Task to carry out:
In the material below, find each line holding the string "sind" and copy it.

Raw data:
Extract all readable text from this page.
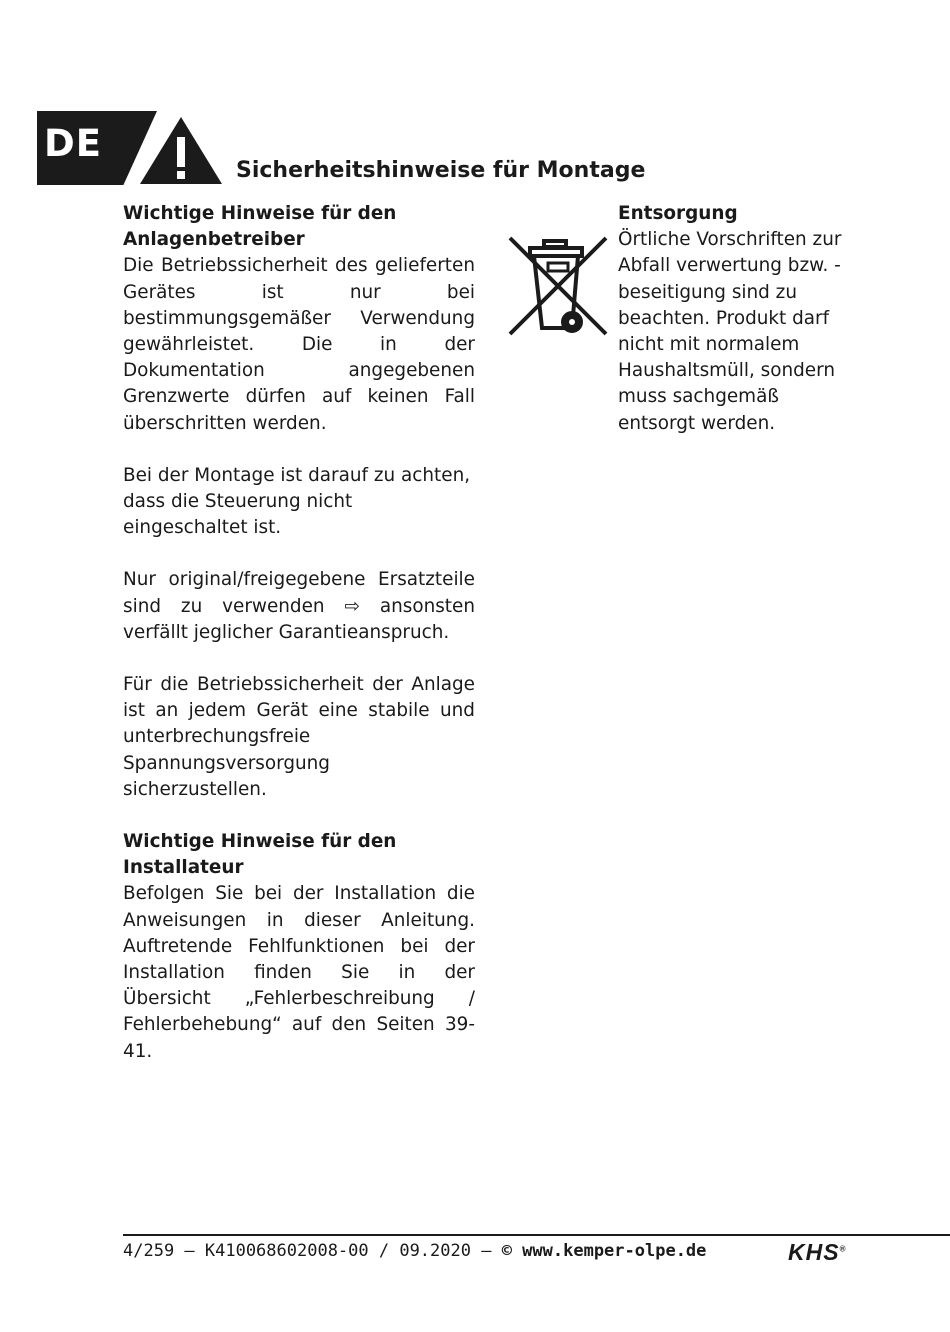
DE
Sicherheitshinweise für Montage
Wichtige Hinweise für den Anlagenbetreiber

Die Betriebssicherheit des gelieferten Gerätes ist nur bei bestimmungsgemäßer Verwendung gewährleistet. Die in der Dokumentation angegebenen Grenzwerte dürfen auf keinen Fall überschritten werden.

Bei der Montage ist darauf zu achten, dass die Steuerung nicht eingeschaltet ist.

Nur original/freigegebene Ersatzteile sind zu verwenden ⇨ ansonsten verfällt jeglicher Garantieanspruch.

Für die Betriebssicherheit der Anlage ist an jedem Gerät eine stabile und unterbrechungsfreie Spannungsversorgung sicherzustellen.

Wichtige Hinweise für den Installateur

Befolgen Sie bei der Installation die Anweisungen in dieser Anleitung. Auftretende Fehlfunktionen bei der Installation finden Sie in der Übersicht „Fehlerbeschreibung / Fehlerbehebung“ auf den Seiten 39-41.

Entsorgung

Örtliche Vorschriften zur Abfall verwertung bzw. -beseitigung sind zu beachten. Produkt darf nicht mit normalem Haushaltsmüll, sondern muss sachgemäß entsorgt werden.

4/259 – K410068602008-00 / 09.2020 – © www.kemper-olpe.de	KHS®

Result of this task:
Nur original/freigegebene Ersatzteile sind zu verwenden ⇨ ansonsten verfällt jeglicher Garantieanspruch.
Örtliche Vorschriften zur Abfall verwertung bzw. -beseitigung sind zu beachten. Produkt darf nicht mit normalem Haushaltsmüll, sondern muss sachgemäß entsorgt werden.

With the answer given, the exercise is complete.